[Figure content listings]
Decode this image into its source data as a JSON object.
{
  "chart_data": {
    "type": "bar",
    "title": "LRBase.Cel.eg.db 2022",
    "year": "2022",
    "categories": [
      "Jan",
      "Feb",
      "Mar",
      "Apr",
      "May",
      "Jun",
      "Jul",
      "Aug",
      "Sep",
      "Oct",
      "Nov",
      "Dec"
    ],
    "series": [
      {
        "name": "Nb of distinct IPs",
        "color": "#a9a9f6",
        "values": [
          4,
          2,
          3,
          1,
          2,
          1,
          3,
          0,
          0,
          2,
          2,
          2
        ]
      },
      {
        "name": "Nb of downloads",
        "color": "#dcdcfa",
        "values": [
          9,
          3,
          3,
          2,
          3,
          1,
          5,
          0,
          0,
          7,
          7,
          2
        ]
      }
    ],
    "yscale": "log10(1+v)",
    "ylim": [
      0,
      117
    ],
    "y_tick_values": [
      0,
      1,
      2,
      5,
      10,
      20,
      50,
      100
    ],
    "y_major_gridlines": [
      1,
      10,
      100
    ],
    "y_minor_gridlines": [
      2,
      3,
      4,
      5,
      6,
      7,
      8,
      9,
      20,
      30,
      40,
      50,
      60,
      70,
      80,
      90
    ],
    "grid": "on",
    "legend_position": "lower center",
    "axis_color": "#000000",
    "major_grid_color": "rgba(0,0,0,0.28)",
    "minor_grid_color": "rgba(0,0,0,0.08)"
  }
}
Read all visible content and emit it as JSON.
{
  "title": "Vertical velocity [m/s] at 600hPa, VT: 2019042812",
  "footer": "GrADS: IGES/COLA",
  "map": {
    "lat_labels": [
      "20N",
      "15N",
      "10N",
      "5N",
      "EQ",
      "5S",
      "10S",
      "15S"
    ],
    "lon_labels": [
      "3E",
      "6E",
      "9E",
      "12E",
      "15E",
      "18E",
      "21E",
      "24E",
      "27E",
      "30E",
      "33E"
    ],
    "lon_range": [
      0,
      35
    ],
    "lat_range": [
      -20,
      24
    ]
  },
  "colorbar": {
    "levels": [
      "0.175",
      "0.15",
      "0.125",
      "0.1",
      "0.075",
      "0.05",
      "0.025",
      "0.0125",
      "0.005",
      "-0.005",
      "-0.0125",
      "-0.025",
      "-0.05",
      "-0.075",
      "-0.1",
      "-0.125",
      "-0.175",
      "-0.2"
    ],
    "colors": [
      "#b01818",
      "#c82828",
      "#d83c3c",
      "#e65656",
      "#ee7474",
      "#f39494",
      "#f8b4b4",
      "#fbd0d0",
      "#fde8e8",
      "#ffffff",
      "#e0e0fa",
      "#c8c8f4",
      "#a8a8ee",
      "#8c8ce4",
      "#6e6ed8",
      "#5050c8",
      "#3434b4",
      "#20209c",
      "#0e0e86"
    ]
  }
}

[Short task]
Repeat the data above exactly.

[Completed exercise]
Decode this image into its source data as a JSON object.
{
  "chart_data": {
    "type": "bar",
    "title": "LRBase.Cel.eg.db 2022",
    "year": "2022",
    "categories": [
      "Jan",
      "Feb",
      "Mar",
      "Apr",
      "May",
      "Jun",
      "Jul",
      "Aug",
      "Sep",
      "Oct",
      "Nov",
      "Dec"
    ],
    "series": [
      {
        "name": "Nb of distinct IPs",
        "color": "#a9a9f6",
        "values": [
          4,
          2,
          3,
          1,
          2,
          1,
          3,
          0,
          0,
          2,
          2,
          2
        ]
      },
      {
        "name": "Nb of downloads",
        "color": "#dcdcfa",
        "values": [
          9,
          3,
          3,
          2,
          3,
          1,
          5,
          0,
          0,
          7,
          7,
          2
        ]
      }
    ],
    "yscale": "log10(1+v)",
    "ylim": [
      0,
      117
    ],
    "y_tick_values": [
      0,
      1,
      2,
      5,
      10,
      20,
      50,
      100
    ],
    "y_major_gridlines": [
      1,
      10,
      100
    ],
    "y_minor_gridlines": [
      2,
      3,
      4,
      5,
      6,
      7,
      8,
      9,
      20,
      30,
      40,
      50,
      60,
      70,
      80,
      90
    ],
    "grid": "on",
    "legend_position": "lower center",
    "axis_color": "#000000",
    "major_grid_color": "rgba(0,0,0,0.28)",
    "minor_grid_color": "rgba(0,0,0,0.08)"
  }
}
Read all visible content and emit it as JSON.
{
  "title": "Vertical velocity [m/s] at 600hPa, VT: 2019042812",
  "footer": "GrADS: IGES/COLA",
  "map": {
    "lat_labels": [
      "20N",
      "15N",
      "10N",
      "5N",
      "EQ",
      "5S",
      "10S",
      "15S"
    ],
    "lon_labels": [
      "3E",
      "6E",
      "9E",
      "12E",
      "15E",
      "18E",
      "21E",
      "24E",
      "27E",
      "30E",
      "33E"
    ],
    "lon_range": [
      0,
      35
    ],
    "lat_range": [
      -20,
      24
    ]
  },
  "colorbar": {
    "levels": [
      "0.175",
      "0.15",
      "0.125",
      "0.1",
      "0.075",
      "0.05",
      "0.025",
      "0.0125",
      "0.005",
      "-0.005",
      "-0.0125",
      "-0.025",
      "-0.05",
      "-0.075",
      "-0.1",
      "-0.125",
      "-0.175",
      "-0.2"
    ],
    "colors": [
      "#b01818",
      "#c82828",
      "#d83c3c",
      "#e65656",
      "#ee7474",
      "#f39494",
      "#f8b4b4",
      "#fbd0d0",
      "#fde8e8",
      "#ffffff",
      "#e0e0fa",
      "#c8c8f4",
      "#a8a8ee",
      "#8c8ce4",
      "#6e6ed8",
      "#5050c8",
      "#3434b4",
      "#20209c",
      "#0e0e86"
    ]
  }
}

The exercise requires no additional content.